SUPPLIED DATA:
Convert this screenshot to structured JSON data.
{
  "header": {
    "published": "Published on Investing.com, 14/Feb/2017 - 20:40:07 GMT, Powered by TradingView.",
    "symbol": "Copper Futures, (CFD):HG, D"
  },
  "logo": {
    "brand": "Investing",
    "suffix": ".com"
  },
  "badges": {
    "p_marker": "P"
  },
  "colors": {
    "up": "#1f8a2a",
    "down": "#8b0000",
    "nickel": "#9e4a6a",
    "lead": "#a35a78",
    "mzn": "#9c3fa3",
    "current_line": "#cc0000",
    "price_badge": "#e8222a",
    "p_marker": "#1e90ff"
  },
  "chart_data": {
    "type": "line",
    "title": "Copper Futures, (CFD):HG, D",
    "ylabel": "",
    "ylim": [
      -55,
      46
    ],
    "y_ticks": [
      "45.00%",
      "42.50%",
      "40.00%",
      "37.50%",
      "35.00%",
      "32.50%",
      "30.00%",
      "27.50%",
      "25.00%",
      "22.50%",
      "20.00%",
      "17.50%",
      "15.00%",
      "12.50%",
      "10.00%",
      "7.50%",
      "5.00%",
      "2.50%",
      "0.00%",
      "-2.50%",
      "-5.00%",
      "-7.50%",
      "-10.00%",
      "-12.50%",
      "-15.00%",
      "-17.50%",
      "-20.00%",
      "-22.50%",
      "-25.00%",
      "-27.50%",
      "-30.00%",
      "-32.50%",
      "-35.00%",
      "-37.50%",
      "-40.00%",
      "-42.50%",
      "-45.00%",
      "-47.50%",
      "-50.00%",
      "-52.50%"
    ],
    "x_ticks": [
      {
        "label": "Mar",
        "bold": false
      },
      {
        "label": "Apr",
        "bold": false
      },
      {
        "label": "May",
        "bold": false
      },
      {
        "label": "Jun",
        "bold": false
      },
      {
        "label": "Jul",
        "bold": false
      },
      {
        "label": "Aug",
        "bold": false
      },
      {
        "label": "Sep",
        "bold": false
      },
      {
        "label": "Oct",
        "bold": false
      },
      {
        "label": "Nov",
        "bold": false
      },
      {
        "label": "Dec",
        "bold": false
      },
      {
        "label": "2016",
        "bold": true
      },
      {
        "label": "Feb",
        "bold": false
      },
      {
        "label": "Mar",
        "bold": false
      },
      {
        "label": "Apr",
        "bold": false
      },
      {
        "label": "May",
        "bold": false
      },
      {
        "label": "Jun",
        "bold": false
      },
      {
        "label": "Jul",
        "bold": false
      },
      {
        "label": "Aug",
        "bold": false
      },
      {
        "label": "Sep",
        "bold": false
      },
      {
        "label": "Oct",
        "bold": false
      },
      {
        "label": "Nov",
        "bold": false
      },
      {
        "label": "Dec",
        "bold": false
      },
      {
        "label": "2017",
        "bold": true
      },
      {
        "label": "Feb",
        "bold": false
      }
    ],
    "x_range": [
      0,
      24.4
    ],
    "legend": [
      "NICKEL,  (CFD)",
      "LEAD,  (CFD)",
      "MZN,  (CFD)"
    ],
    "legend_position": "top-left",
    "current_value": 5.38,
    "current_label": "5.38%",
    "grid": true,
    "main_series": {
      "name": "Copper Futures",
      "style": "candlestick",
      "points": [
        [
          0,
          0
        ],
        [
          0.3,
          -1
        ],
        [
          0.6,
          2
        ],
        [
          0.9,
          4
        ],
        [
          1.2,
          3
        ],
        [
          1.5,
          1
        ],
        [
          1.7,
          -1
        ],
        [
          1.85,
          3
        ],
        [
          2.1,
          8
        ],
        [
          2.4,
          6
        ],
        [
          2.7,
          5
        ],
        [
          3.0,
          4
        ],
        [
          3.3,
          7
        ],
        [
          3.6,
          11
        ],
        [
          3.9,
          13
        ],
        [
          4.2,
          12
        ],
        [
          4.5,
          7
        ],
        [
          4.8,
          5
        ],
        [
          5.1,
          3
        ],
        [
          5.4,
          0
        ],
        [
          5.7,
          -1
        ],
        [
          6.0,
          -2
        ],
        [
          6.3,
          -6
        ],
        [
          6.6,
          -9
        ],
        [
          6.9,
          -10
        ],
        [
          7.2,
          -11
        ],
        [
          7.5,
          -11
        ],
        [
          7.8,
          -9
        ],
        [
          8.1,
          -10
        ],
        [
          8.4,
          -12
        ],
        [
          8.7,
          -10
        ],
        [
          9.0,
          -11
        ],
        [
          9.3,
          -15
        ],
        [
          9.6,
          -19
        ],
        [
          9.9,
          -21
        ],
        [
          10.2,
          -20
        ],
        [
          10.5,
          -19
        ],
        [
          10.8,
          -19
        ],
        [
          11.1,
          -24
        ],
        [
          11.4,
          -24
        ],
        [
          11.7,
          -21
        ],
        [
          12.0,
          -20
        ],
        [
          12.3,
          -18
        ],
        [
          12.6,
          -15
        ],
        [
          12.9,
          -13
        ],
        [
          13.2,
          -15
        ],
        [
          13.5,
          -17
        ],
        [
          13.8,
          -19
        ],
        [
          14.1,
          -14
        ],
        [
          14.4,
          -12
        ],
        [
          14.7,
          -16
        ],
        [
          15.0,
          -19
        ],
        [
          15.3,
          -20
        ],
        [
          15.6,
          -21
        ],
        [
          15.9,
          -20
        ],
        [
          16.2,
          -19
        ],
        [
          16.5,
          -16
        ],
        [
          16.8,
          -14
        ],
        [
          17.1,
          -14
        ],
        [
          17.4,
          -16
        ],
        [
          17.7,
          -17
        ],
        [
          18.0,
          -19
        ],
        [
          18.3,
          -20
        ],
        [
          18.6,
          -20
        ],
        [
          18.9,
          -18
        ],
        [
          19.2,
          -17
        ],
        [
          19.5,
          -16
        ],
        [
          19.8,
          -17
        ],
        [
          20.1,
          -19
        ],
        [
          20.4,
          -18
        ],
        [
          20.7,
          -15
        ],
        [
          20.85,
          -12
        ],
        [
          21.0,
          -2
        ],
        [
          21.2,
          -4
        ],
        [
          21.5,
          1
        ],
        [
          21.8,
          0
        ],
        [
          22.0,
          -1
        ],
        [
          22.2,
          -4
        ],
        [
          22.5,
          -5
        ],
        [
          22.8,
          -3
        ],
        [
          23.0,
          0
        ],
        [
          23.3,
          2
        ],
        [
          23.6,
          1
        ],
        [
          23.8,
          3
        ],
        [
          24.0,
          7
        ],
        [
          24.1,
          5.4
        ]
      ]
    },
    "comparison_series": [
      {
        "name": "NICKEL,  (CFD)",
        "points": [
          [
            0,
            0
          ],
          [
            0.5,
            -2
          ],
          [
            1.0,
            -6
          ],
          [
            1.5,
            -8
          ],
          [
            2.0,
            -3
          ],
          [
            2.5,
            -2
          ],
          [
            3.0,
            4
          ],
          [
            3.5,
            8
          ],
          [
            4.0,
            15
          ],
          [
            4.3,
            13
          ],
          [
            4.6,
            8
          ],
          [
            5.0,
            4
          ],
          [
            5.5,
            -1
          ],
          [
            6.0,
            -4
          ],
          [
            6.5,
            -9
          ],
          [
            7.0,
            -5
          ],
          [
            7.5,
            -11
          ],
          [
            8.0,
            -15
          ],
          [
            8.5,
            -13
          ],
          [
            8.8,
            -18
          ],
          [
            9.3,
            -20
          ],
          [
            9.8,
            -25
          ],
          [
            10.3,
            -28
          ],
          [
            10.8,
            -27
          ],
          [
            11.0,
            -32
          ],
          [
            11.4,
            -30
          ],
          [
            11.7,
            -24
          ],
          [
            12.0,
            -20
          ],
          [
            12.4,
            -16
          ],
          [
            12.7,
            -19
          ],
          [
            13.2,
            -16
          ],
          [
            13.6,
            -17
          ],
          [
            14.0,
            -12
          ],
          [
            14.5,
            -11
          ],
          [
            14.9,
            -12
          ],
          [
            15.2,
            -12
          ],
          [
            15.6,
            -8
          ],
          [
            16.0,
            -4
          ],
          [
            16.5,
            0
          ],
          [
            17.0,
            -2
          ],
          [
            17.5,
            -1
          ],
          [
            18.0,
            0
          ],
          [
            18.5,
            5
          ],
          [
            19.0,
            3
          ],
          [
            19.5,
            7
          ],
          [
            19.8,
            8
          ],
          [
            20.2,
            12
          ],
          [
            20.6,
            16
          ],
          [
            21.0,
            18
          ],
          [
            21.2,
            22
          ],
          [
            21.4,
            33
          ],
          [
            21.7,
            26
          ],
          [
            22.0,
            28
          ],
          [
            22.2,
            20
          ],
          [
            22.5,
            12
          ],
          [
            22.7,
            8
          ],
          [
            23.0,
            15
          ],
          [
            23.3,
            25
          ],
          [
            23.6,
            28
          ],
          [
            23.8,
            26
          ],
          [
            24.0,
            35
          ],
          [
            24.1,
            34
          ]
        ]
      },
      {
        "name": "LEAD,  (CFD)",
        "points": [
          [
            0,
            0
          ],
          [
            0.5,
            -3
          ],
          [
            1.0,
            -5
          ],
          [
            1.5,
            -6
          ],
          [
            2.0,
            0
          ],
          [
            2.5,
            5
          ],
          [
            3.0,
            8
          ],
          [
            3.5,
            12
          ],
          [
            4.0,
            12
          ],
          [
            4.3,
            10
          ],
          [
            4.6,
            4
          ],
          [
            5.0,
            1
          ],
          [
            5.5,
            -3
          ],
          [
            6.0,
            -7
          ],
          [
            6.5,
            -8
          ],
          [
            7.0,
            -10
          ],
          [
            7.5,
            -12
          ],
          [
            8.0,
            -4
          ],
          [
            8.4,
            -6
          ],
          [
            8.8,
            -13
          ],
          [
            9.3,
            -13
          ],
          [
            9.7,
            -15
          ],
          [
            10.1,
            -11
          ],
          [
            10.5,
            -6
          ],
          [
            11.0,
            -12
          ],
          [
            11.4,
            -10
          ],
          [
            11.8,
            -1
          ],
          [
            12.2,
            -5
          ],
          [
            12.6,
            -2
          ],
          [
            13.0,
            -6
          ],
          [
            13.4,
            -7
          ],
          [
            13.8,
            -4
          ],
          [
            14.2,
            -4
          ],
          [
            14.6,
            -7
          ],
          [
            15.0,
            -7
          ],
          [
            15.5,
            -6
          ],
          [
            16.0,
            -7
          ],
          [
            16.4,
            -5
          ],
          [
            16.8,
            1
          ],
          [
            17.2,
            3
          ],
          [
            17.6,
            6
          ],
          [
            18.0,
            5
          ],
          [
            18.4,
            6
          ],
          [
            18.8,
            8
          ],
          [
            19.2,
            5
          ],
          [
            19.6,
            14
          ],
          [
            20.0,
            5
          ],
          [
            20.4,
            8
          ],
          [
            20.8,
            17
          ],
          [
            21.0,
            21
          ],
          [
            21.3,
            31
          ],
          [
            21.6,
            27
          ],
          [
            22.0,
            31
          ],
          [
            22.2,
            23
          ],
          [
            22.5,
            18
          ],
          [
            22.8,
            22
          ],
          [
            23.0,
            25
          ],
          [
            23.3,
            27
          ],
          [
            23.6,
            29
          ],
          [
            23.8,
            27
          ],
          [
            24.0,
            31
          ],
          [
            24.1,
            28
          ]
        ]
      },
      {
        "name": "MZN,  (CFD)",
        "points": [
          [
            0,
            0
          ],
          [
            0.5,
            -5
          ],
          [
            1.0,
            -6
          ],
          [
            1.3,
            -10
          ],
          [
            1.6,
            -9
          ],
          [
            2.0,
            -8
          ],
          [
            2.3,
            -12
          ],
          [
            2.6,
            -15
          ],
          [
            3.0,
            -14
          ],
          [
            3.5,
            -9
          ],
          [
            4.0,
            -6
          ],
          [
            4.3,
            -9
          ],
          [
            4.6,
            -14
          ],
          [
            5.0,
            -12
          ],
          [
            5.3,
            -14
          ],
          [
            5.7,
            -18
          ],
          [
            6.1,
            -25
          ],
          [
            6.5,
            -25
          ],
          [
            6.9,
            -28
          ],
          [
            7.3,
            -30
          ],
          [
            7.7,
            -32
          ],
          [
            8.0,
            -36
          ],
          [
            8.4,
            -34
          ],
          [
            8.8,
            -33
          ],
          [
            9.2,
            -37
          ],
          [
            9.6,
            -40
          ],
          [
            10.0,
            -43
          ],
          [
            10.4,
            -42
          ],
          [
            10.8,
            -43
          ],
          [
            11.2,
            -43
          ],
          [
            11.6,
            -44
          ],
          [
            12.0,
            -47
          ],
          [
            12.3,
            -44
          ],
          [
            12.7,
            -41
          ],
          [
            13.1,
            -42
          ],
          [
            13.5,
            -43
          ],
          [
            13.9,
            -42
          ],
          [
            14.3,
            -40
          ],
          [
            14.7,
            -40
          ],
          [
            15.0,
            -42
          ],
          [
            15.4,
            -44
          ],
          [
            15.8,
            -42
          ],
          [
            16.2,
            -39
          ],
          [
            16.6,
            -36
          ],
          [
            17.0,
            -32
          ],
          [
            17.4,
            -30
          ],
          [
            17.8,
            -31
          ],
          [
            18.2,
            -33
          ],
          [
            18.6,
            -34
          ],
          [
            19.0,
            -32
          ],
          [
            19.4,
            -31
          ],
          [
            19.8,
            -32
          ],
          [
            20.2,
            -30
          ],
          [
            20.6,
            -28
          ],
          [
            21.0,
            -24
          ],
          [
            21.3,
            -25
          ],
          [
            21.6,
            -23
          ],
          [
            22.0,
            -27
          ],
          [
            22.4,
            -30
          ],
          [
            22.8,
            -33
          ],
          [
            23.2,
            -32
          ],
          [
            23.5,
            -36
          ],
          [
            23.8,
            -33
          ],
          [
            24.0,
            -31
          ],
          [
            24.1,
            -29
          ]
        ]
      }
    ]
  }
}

TO BE DONE: Your answer should be a single number: the count of lines that contain "name".

REPLY TO THE EXERCISE: 4